### Exercise directions
Exactly reproduce each record listed below.

══════════════════════════════

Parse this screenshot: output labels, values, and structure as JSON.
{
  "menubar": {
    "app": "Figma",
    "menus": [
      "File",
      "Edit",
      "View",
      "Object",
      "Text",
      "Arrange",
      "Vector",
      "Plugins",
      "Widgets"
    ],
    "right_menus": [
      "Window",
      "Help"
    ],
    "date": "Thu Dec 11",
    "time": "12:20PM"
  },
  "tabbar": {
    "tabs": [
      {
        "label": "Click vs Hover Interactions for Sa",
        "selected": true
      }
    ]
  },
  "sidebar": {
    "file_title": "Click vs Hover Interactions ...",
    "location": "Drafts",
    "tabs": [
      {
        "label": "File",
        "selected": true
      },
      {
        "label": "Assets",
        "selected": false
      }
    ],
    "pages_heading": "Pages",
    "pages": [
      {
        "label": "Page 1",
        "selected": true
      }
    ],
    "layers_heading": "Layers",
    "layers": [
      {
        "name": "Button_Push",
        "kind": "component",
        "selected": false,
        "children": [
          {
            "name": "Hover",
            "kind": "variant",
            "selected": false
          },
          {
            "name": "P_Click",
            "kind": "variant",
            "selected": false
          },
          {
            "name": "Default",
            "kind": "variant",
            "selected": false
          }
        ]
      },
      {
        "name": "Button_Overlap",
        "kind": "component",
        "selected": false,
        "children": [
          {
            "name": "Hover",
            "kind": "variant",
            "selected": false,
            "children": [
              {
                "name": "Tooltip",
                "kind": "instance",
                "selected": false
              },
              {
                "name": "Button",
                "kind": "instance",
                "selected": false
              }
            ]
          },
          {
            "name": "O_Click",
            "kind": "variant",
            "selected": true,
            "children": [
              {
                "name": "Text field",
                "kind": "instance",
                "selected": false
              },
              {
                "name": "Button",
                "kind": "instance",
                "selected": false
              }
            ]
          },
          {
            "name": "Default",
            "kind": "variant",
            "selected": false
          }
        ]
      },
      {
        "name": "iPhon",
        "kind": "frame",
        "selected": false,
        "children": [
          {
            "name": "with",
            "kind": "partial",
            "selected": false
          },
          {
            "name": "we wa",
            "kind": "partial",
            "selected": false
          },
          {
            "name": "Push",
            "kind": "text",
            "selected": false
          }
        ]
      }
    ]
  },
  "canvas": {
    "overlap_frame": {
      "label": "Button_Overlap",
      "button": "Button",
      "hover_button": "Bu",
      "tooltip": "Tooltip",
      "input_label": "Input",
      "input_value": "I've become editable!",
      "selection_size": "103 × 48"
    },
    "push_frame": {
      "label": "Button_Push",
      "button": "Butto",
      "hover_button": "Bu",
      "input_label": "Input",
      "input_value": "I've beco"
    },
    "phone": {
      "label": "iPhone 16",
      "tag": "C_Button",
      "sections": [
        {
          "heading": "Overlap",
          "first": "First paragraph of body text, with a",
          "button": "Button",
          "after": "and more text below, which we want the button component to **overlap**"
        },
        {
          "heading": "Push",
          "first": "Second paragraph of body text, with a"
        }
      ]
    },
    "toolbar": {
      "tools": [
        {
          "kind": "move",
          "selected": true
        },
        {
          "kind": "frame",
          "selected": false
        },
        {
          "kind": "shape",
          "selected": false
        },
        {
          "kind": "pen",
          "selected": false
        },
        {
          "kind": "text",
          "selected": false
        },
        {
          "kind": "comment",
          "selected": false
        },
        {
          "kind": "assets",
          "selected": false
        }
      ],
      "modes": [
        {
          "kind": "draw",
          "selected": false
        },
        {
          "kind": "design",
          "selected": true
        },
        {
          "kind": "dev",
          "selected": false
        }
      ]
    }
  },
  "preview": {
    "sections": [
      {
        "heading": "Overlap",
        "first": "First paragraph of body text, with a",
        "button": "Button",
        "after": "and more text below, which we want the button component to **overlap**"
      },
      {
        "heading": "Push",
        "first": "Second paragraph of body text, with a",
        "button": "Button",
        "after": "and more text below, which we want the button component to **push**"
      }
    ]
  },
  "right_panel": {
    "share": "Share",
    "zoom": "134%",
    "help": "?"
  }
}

══════════════════════════════

### Written solution
Parse this screenshot: output labels, values, and structure as JSON.
{
  "menubar": {
    "app": "Figma",
    "menus": [
      "File",
      "Edit",
      "View",
      "Object",
      "Text",
      "Arrange",
      "Vector",
      "Plugins",
      "Widgets"
    ],
    "right_menus": [
      "Window",
      "Help"
    ],
    "date": "Thu Dec 11",
    "time": "12:20PM"
  },
  "tabbar": {
    "tabs": [
      {
        "label": "Click vs Hover Interactions for Sa",
        "selected": true
      }
    ]
  },
  "sidebar": {
    "file_title": "Click vs Hover Interactions ...",
    "location": "Drafts",
    "tabs": [
      {
        "label": "File",
        "selected": true
      },
      {
        "label": "Assets",
        "selected": false
      }
    ],
    "pages_heading": "Pages",
    "pages": [
      {
        "label": "Page 1",
        "selected": true
      }
    ],
    "layers_heading": "Layers",
    "layers": [
      {
        "name": "Button_Push",
        "kind": "component",
        "selected": false,
        "children": [
          {
            "name": "Hover",
            "kind": "variant",
            "selected": false
          },
          {
            "name": "P_Click",
            "kind": "variant",
            "selected": false
          },
          {
            "name": "Default",
            "kind": "variant",
            "selected": false
          }
        ]
      },
      {
        "name": "Button_Overlap",
        "kind": "component",
        "selected": false,
        "children": [
          {
            "name": "Hover",
            "kind": "variant",
            "selected": false,
            "children": [
              {
                "name": "Tooltip",
                "kind": "instance",
                "selected": false
              },
              {
                "name": "Button",
                "kind": "instance",
                "selected": false
              }
            ]
          },
          {
            "name": "O_Click",
            "kind": "variant",
            "selected": true,
            "children": [
              {
                "name": "Text field",
                "kind": "instance",
                "selected": false
              },
              {
                "name": "Button",
                "kind": "instance",
                "selected": false
              }
            ]
          },
          {
            "name": "Default",
            "kind": "variant",
            "selected": false
          }
        ]
      },
      {
        "name": "iPhon",
        "kind": "frame",
        "selected": false,
        "children": [
          {
            "name": "with",
            "kind": "partial",
            "selected": false
          },
          {
            "name": "we wa",
            "kind": "partial",
            "selected": false
          },
          {
            "name": "Push",
            "kind": "text",
            "selected": false
          }
        ]
      }
    ]
  },
  "canvas": {
    "overlap_frame": {
      "label": "Button_Overlap",
      "button": "Button",
      "hover_button": "Bu",
      "tooltip": "Tooltip",
      "input_label": "Input",
      "input_value": "I've become editable!",
      "selection_size": "103 × 48"
    },
    "push_frame": {
      "label": "Button_Push",
      "button": "Butto",
      "hover_button": "Bu",
      "input_label": "Input",
      "input_value": "I've beco"
    },
    "phone": {
      "label": "iPhone 16",
      "tag": "C_Button",
      "sections": [
        {
          "heading": "Overlap",
          "first": "First paragraph of body text, with a",
          "button": "Button",
          "after": "and more text below, which we want the button component to **overlap**"
        },
        {
          "heading": "Push",
          "first": "Second paragraph of body text, with a"
        }
      ]
    },
    "toolbar": {
      "tools": [
        {
          "kind": "move",
          "selected": true
        },
        {
          "kind": "frame",
          "selected": false
        },
        {
          "kind": "shape",
          "selected": false
        },
        {
          "kind": "pen",
          "selected": false
        },
        {
          "kind": "text",
          "selected": false
        },
        {
          "kind": "comment",
          "selected": false
        },
        {
          "kind": "assets",
          "selected": false
        }
      ],
      "modes": [
        {
          "kind": "draw",
          "selected": false
        },
        {
          "kind": "design",
          "selected": true
        },
        {
          "kind": "dev",
          "selected": false
        }
      ]
    }
  },
  "preview": {
    "sections": [
      {
        "heading": "Overlap",
        "first": "First paragraph of body text, with a",
        "button": "Button",
        "after": "and more text below, which we want the button component to **overlap**"
      },
      {
        "heading": "Push",
        "first": "Second paragraph of body text, with a",
        "button": "Button",
        "after": "and more text below, which we want the button component to **push**"
      }
    ]
  },
  "right_panel": {
    "share": "Share",
    "zoom": "134%",
    "help": "?"
  }
}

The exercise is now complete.